_What to do_. Repeat every entry in the listing below, exactly.

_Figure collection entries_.
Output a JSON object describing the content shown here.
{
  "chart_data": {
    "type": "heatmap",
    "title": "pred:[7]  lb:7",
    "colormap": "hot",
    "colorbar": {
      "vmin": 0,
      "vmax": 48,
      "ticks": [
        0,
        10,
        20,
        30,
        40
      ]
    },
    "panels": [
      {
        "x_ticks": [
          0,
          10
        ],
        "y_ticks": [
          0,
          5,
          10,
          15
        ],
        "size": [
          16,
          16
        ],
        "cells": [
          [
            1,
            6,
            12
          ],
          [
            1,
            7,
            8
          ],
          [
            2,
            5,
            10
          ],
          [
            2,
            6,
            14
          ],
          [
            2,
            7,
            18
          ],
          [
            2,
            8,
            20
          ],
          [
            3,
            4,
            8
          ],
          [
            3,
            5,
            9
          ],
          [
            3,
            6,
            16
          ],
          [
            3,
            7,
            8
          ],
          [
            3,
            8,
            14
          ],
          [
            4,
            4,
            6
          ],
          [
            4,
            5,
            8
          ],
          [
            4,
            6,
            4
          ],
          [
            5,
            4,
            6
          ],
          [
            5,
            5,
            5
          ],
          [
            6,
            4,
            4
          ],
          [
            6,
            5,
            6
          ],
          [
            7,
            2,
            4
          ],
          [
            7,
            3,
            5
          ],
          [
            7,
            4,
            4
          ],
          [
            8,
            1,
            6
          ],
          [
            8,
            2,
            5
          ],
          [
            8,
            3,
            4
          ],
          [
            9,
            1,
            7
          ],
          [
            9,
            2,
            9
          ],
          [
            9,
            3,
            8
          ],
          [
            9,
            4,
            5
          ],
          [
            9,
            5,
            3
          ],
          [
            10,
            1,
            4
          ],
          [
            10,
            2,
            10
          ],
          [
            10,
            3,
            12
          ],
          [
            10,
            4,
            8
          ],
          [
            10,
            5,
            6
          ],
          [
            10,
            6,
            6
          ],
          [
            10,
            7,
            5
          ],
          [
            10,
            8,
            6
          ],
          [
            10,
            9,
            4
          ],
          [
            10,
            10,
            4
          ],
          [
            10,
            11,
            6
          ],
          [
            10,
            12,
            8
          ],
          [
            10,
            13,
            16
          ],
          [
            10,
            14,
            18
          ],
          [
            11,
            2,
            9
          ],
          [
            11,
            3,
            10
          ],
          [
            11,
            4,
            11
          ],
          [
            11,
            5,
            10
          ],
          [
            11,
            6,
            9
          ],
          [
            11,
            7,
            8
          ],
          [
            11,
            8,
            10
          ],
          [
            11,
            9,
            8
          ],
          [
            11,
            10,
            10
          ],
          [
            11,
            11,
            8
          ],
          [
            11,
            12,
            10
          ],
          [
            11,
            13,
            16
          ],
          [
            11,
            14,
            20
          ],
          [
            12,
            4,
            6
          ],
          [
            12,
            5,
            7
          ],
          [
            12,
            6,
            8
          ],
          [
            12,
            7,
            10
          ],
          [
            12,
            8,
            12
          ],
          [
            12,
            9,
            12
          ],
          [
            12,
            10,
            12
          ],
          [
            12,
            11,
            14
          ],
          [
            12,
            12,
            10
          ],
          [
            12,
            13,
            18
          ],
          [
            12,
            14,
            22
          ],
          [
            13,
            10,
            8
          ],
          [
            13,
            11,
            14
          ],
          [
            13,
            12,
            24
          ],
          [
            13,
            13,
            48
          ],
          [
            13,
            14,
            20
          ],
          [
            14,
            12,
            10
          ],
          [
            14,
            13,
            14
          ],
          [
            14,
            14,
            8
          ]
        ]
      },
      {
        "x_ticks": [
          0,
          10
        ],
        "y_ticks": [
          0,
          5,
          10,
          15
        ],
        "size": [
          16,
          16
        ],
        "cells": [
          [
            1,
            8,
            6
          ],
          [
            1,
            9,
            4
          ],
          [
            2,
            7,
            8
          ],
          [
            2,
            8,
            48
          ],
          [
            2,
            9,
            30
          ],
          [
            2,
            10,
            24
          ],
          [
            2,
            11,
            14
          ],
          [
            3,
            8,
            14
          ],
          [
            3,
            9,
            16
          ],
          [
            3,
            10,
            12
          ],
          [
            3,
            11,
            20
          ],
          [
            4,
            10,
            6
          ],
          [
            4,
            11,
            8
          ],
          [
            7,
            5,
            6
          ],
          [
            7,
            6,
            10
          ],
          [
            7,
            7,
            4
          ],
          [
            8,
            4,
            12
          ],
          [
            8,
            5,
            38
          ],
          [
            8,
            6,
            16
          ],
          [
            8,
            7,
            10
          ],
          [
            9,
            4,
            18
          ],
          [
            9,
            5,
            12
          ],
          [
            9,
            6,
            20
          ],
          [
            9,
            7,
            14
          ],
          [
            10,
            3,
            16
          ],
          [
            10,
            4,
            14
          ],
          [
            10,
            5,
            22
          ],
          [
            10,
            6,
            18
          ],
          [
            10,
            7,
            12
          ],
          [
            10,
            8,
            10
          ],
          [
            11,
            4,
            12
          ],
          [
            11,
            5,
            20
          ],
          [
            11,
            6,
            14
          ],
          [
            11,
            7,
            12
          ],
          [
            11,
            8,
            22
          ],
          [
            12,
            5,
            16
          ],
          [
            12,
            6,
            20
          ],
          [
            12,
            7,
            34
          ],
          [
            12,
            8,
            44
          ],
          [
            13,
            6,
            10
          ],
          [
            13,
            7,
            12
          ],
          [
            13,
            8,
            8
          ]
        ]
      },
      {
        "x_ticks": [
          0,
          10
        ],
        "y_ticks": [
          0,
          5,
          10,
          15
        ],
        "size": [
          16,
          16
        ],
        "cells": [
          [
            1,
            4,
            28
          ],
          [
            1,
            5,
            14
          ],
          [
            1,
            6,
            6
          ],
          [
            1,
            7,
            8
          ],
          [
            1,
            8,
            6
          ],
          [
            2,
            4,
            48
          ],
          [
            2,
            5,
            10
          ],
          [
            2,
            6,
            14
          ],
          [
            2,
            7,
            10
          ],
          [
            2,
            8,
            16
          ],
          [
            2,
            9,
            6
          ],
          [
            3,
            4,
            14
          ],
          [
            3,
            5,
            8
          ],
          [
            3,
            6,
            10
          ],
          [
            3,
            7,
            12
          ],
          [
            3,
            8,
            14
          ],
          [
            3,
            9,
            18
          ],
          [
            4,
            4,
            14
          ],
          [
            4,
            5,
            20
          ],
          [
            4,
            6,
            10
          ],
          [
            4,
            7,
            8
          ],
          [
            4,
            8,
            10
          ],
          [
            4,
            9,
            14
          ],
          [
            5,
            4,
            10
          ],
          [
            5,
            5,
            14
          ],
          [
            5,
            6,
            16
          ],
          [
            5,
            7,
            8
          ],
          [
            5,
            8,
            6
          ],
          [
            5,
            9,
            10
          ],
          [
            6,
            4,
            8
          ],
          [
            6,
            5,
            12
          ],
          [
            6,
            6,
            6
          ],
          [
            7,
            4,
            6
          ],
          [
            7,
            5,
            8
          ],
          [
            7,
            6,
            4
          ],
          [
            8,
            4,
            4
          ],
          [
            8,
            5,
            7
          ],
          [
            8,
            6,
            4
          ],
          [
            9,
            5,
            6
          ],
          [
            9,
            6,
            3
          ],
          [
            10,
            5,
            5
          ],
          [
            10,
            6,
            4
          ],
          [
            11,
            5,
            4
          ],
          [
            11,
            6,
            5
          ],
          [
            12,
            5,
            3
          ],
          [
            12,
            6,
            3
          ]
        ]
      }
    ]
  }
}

_Written solution_.
Output a JSON object describing the content shown here.
{
  "chart_data": {
    "type": "heatmap",
    "title": "pred:[7]  lb:7",
    "colormap": "hot",
    "colorbar": {
      "vmin": 0,
      "vmax": 48,
      "ticks": [
        0,
        10,
        20,
        30,
        40
      ]
    },
    "panels": [
      {
        "x_ticks": [
          0,
          10
        ],
        "y_ticks": [
          0,
          5,
          10,
          15
        ],
        "size": [
          16,
          16
        ],
        "cells": [
          [
            1,
            6,
            12
          ],
          [
            1,
            7,
            8
          ],
          [
            2,
            5,
            10
          ],
          [
            2,
            6,
            14
          ],
          [
            2,
            7,
            18
          ],
          [
            2,
            8,
            20
          ],
          [
            3,
            4,
            8
          ],
          [
            3,
            5,
            9
          ],
          [
            3,
            6,
            16
          ],
          [
            3,
            7,
            8
          ],
          [
            3,
            8,
            14
          ],
          [
            4,
            4,
            6
          ],
          [
            4,
            5,
            8
          ],
          [
            4,
            6,
            4
          ],
          [
            5,
            4,
            6
          ],
          [
            5,
            5,
            5
          ],
          [
            6,
            4,
            4
          ],
          [
            6,
            5,
            6
          ],
          [
            7,
            2,
            4
          ],
          [
            7,
            3,
            5
          ],
          [
            7,
            4,
            4
          ],
          [
            8,
            1,
            6
          ],
          [
            8,
            2,
            5
          ],
          [
            8,
            3,
            4
          ],
          [
            9,
            1,
            7
          ],
          [
            9,
            2,
            9
          ],
          [
            9,
            3,
            8
          ],
          [
            9,
            4,
            5
          ],
          [
            9,
            5,
            3
          ],
          [
            10,
            1,
            4
          ],
          [
            10,
            2,
            10
          ],
          [
            10,
            3,
            12
          ],
          [
            10,
            4,
            8
          ],
          [
            10,
            5,
            6
          ],
          [
            10,
            6,
            6
          ],
          [
            10,
            7,
            5
          ],
          [
            10,
            8,
            6
          ],
          [
            10,
            9,
            4
          ],
          [
            10,
            10,
            4
          ],
          [
            10,
            11,
            6
          ],
          [
            10,
            12,
            8
          ],
          [
            10,
            13,
            16
          ],
          [
            10,
            14,
            18
          ],
          [
            11,
            2,
            9
          ],
          [
            11,
            3,
            10
          ],
          [
            11,
            4,
            11
          ],
          [
            11,
            5,
            10
          ],
          [
            11,
            6,
            9
          ],
          [
            11,
            7,
            8
          ],
          [
            11,
            8,
            10
          ],
          [
            11,
            9,
            8
          ],
          [
            11,
            10,
            10
          ],
          [
            11,
            11,
            8
          ],
          [
            11,
            12,
            10
          ],
          [
            11,
            13,
            16
          ],
          [
            11,
            14,
            20
          ],
          [
            12,
            4,
            6
          ],
          [
            12,
            5,
            7
          ],
          [
            12,
            6,
            8
          ],
          [
            12,
            7,
            10
          ],
          [
            12,
            8,
            12
          ],
          [
            12,
            9,
            12
          ],
          [
            12,
            10,
            12
          ],
          [
            12,
            11,
            14
          ],
          [
            12,
            12,
            10
          ],
          [
            12,
            13,
            18
          ],
          [
            12,
            14,
            22
          ],
          [
            13,
            10,
            8
          ],
          [
            13,
            11,
            14
          ],
          [
            13,
            12,
            24
          ],
          [
            13,
            13,
            48
          ],
          [
            13,
            14,
            20
          ],
          [
            14,
            12,
            10
          ],
          [
            14,
            13,
            14
          ],
          [
            14,
            14,
            8
          ]
        ]
      },
      {
        "x_ticks": [
          0,
          10
        ],
        "y_ticks": [
          0,
          5,
          10,
          15
        ],
        "size": [
          16,
          16
        ],
        "cells": [
          [
            1,
            8,
            6
          ],
          [
            1,
            9,
            4
          ],
          [
            2,
            7,
            8
          ],
          [
            2,
            8,
            48
          ],
          [
            2,
            9,
            30
          ],
          [
            2,
            10,
            24
          ],
          [
            2,
            11,
            14
          ],
          [
            3,
            8,
            14
          ],
          [
            3,
            9,
            16
          ],
          [
            3,
            10,
            12
          ],
          [
            3,
            11,
            20
          ],
          [
            4,
            10,
            6
          ],
          [
            4,
            11,
            8
          ],
          [
            7,
            5,
            6
          ],
          [
            7,
            6,
            10
          ],
          [
            7,
            7,
            4
          ],
          [
            8,
            4,
            12
          ],
          [
            8,
            5,
            38
          ],
          [
            8,
            6,
            16
          ],
          [
            8,
            7,
            10
          ],
          [
            9,
            4,
            18
          ],
          [
            9,
            5,
            12
          ],
          [
            9,
            6,
            20
          ],
          [
            9,
            7,
            14
          ],
          [
            10,
            3,
            16
          ],
          [
            10,
            4,
            14
          ],
          [
            10,
            5,
            22
          ],
          [
            10,
            6,
            18
          ],
          [
            10,
            7,
            12
          ],
          [
            10,
            8,
            10
          ],
          [
            11,
            4,
            12
          ],
          [
            11,
            5,
            20
          ],
          [
            11,
            6,
            14
          ],
          [
            11,
            7,
            12
          ],
          [
            11,
            8,
            22
          ],
          [
            12,
            5,
            16
          ],
          [
            12,
            6,
            20
          ],
          [
            12,
            7,
            34
          ],
          [
            12,
            8,
            44
          ],
          [
            13,
            6,
            10
          ],
          [
            13,
            7,
            12
          ],
          [
            13,
            8,
            8
          ]
        ]
      },
      {
        "x_ticks": [
          0,
          10
        ],
        "y_ticks": [
          0,
          5,
          10,
          15
        ],
        "size": [
          16,
          16
        ],
        "cells": [
          [
            1,
            4,
            28
          ],
          [
            1,
            5,
            14
          ],
          [
            1,
            6,
            6
          ],
          [
            1,
            7,
            8
          ],
          [
            1,
            8,
            6
          ],
          [
            2,
            4,
            48
          ],
          [
            2,
            5,
            10
          ],
          [
            2,
            6,
            14
          ],
          [
            2,
            7,
            10
          ],
          [
            2,
            8,
            16
          ],
          [
            2,
            9,
            6
          ],
          [
            3,
            4,
            14
          ],
          [
            3,
            5,
            8
          ],
          [
            3,
            6,
            10
          ],
          [
            3,
            7,
            12
          ],
          [
            3,
            8,
            14
          ],
          [
            3,
            9,
            18
          ],
          [
            4,
            4,
            14
          ],
          [
            4,
            5,
            20
          ],
          [
            4,
            6,
            10
          ],
          [
            4,
            7,
            8
          ],
          [
            4,
            8,
            10
          ],
          [
            4,
            9,
            14
          ],
          [
            5,
            4,
            10
          ],
          [
            5,
            5,
            14
          ],
          [
            5,
            6,
            16
          ],
          [
            5,
            7,
            8
          ],
          [
            5,
            8,
            6
          ],
          [
            5,
            9,
            10
          ],
          [
            6,
            4,
            8
          ],
          [
            6,
            5,
            12
          ],
          [
            6,
            6,
            6
          ],
          [
            7,
            4,
            6
          ],
          [
            7,
            5,
            8
          ],
          [
            7,
            6,
            4
          ],
          [
            8,
            4,
            4
          ],
          [
            8,
            5,
            7
          ],
          [
            8,
            6,
            4
          ],
          [
            9,
            5,
            6
          ],
          [
            9,
            6,
            3
          ],
          [
            10,
            5,
            5
          ],
          [
            10,
            6,
            4
          ],
          [
            11,
            5,
            4
          ],
          [
            11,
            6,
            5
          ],
          [
            12,
            5,
            3
          ],
          [
            12,
            6,
            3
          ]
        ]
      }
    ]
  }
}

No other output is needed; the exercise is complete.